EXERCISE DETAILS:
In this exercise, print only the lines from the line with "Convert this screenshot" to the last line of the data below, inclusive. Any pictures should be left out.

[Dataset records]
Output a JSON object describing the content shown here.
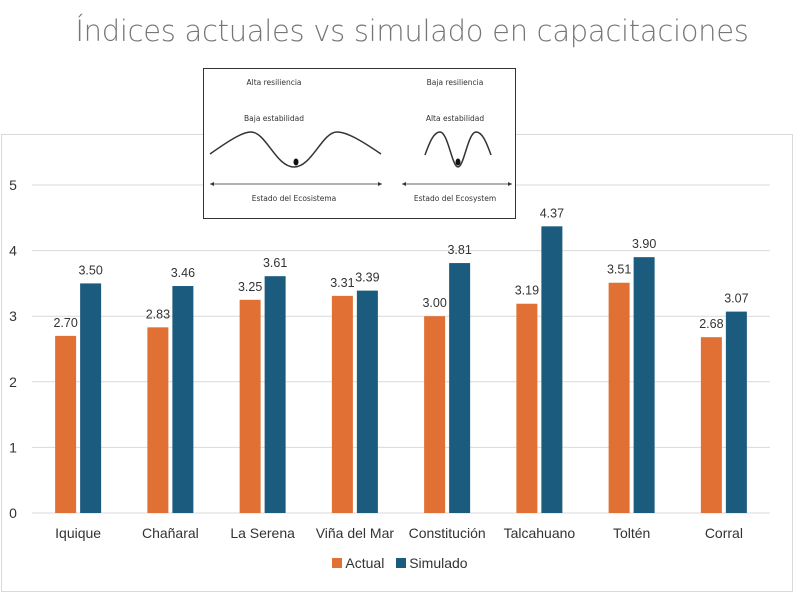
{
  "title": "Índices actuales vs simulado en capacitaciones",
  "inset": {
    "left": {
      "resilience": "Alta resiliencia",
      "stability": "Baja estabilidad",
      "axis_label": "Estado del Ecosistema"
    },
    "right": {
      "resilience": "Baja resiliencia",
      "stability": "Alta estabilidad",
      "axis_label": "Estado del Ecosystem"
    }
  },
  "chart_data": {
    "type": "bar",
    "title": "Índices actuales vs simulado en capacitaciones",
    "xlabel": "",
    "ylabel": "",
    "ylim": [
      0,
      5
    ],
    "yticks": [
      0,
      1,
      2,
      3,
      4,
      5
    ],
    "grid": true,
    "legend_position": "bottom",
    "categories": [
      "Iquique",
      "Chañaral",
      "La Serena",
      "Viña del Mar",
      "Constitución",
      "Talcahuano",
      "Toltén",
      "Corral"
    ],
    "series": [
      {
        "name": "Actual",
        "color": "#E07034",
        "values": [
          2.7,
          2.83,
          3.25,
          3.31,
          3.0,
          3.19,
          3.51,
          2.68
        ]
      },
      {
        "name": "Simulado",
        "color": "#1B5C7E",
        "values": [
          3.5,
          3.46,
          3.61,
          3.39,
          3.81,
          4.37,
          3.9,
          3.07
        ]
      }
    ],
    "data_labels": true,
    "label_format": "0.00"
  }
}
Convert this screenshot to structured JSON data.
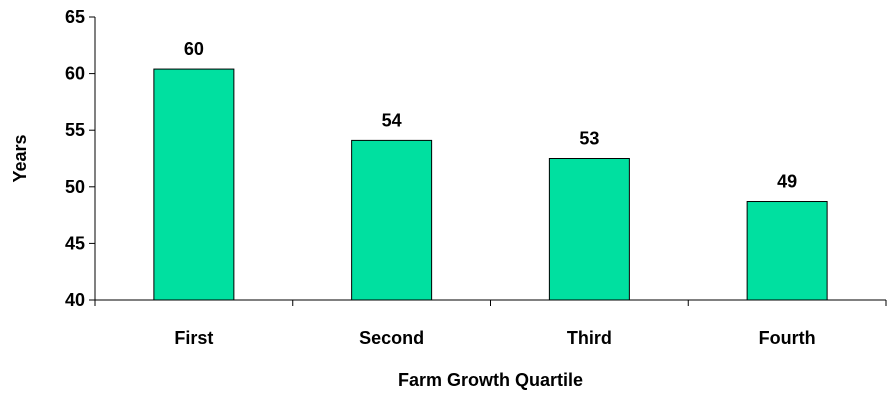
{
  "chart_data": {
    "type": "bar",
    "categories": [
      "First",
      "Second",
      "Third",
      "Fourth"
    ],
    "values": [
      60.4,
      54.1,
      52.5,
      48.7
    ],
    "data_labels": [
      "60",
      "54",
      "53",
      "49"
    ],
    "title": "",
    "xlabel": "Farm Growth Quartile",
    "ylabel": "Years",
    "ylim": [
      40,
      65
    ],
    "yticks": [
      "40",
      "45",
      "50",
      "55",
      "60",
      "65"
    ],
    "grid": false,
    "legend": "none",
    "bar_color": "#00e0a0",
    "bar_outline": "#000000"
  }
}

TASK OUTPUT:
Convert this screenshot to structured JSON data.
{
  "chart_data": {
    "type": "bar",
    "categories": [
      "First",
      "Second",
      "Third",
      "Fourth"
    ],
    "values": [
      60.4,
      54.1,
      52.5,
      48.7
    ],
    "data_labels": [
      "60",
      "54",
      "53",
      "49"
    ],
    "title": "",
    "xlabel": "Farm Growth Quartile",
    "ylabel": "Years",
    "ylim": [
      40,
      65
    ],
    "yticks": [
      "40",
      "45",
      "50",
      "55",
      "60",
      "65"
    ],
    "grid": false,
    "legend": "none",
    "bar_color": "#00e0a0",
    "bar_outline": "#000000"
  }
}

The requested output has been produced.